== Required work ==
Print all entries word for word.

== Input for this task ==
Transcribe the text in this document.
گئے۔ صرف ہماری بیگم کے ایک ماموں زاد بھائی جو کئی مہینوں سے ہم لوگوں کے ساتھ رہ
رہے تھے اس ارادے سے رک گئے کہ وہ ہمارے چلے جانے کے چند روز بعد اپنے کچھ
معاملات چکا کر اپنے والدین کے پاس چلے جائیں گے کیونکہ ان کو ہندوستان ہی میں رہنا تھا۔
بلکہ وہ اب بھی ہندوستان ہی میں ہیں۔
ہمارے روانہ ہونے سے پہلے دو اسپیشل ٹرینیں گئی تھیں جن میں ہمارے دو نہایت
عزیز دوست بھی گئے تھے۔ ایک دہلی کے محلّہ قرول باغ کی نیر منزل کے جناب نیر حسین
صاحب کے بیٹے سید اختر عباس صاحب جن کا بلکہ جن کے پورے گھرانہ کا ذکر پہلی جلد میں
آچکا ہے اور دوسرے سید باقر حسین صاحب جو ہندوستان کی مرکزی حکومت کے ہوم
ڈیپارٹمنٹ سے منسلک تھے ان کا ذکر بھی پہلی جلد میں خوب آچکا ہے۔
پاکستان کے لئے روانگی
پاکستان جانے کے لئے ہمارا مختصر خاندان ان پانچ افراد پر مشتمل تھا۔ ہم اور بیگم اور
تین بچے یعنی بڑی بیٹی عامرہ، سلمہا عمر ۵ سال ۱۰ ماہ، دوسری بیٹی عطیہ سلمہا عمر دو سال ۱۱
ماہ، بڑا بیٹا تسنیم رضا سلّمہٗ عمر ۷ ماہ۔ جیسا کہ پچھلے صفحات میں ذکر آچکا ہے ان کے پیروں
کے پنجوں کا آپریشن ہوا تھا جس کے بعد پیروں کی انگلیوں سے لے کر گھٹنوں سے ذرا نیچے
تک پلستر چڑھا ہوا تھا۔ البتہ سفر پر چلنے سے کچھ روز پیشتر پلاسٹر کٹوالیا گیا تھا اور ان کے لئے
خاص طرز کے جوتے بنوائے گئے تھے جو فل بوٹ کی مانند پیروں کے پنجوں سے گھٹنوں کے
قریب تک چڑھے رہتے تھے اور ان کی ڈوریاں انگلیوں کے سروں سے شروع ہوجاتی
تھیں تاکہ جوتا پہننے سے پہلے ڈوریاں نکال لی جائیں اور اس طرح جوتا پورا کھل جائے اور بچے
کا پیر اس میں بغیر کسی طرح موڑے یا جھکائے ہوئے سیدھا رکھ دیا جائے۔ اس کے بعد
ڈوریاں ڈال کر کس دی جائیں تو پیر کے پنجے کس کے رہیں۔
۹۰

== Solution for this exercise ==
Transcribe the text in this document.
گئے۔ صرف ہماری بیگم کے ایک ماموں زاد بھائی جو کئی مہینوں سے ہم لوگوں کے ساتھ رہ
رہے تھے اس ارادے سے رک گئے کہ وہ ہمارے چلے جانے کے چند روز بعد اپنے کچھ
معاملات چکا کر اپنے والدین کے پاس چلے جائیں گے کیونکہ ان کو ہندوستان ہی میں رہنا تھا۔
بلکہ وہ اب بھی ہندوستان ہی میں ہیں۔
ہمارے روانہ ہونے سے پہلے دو اسپیشل ٹرینیں گئی تھیں جن میں ہمارے دو نہایت
عزیز دوست بھی گئے تھے۔ ایک دہلی کے محلّہ قرول باغ کی نیر منزل کے جناب نیر حسین
صاحب کے بیٹے سید اختر عباس صاحب جن کا بلکہ جن کے پورے گھرانہ کا ذکر پہلی جلد میں
آچکا ہے اور دوسرے سید باقر حسین صاحب جو ہندوستان کی مرکزی حکومت کے ہوم
ڈیپارٹمنٹ سے منسلک تھے ان کا ذکر بھی پہلی جلد میں خوب آچکا ہے۔
پاکستان کے لئے روانگی
پاکستان جانے کے لئے ہمارا مختصر خاندان ان پانچ افراد پر مشتمل تھا۔ ہم اور بیگم اور
تین بچے یعنی بڑی بیٹی عامرہ، سلمہا عمر ۵ سال ۱۰ ماہ، دوسری بیٹی عطیہ سلمہا عمر دو سال ۱۱
ماہ، بڑا بیٹا تسنیم رضا سلّمہٗ عمر ۷ ماہ۔ جیسا کہ پچھلے صفحات میں ذکر آچکا ہے ان کے پیروں
کے پنجوں کا آپریشن ہوا تھا جس کے بعد پیروں کی انگلیوں سے لے کر گھٹنوں سے ذرا نیچے
تک پلستر چڑھا ہوا تھا۔ البتہ سفر پر چلنے سے کچھ روز پیشتر پلاسٹر کٹوالیا گیا تھا اور ان کے لئے
خاص طرز کے جوتے بنوائے گئے تھے جو فل بوٹ کی مانند پیروں کے پنجوں سے گھٹنوں کے
قریب تک چڑھے رہتے تھے اور ان کی ڈوریاں انگلیوں کے سروں سے شروع ہوجاتی
تھیں تاکہ جوتا پہننے سے پہلے ڈوریاں نکال لی جائیں اور اس طرح جوتا پورا کھل جائے اور بچے
کا پیر اس میں بغیر کسی طرح موڑے یا جھکائے ہوئے سیدھا رکھ دیا جائے۔ اس کے بعد
ڈوریاں ڈال کر کس دی جائیں تو پیر کے پنجے کس کے رہیں۔
۹۰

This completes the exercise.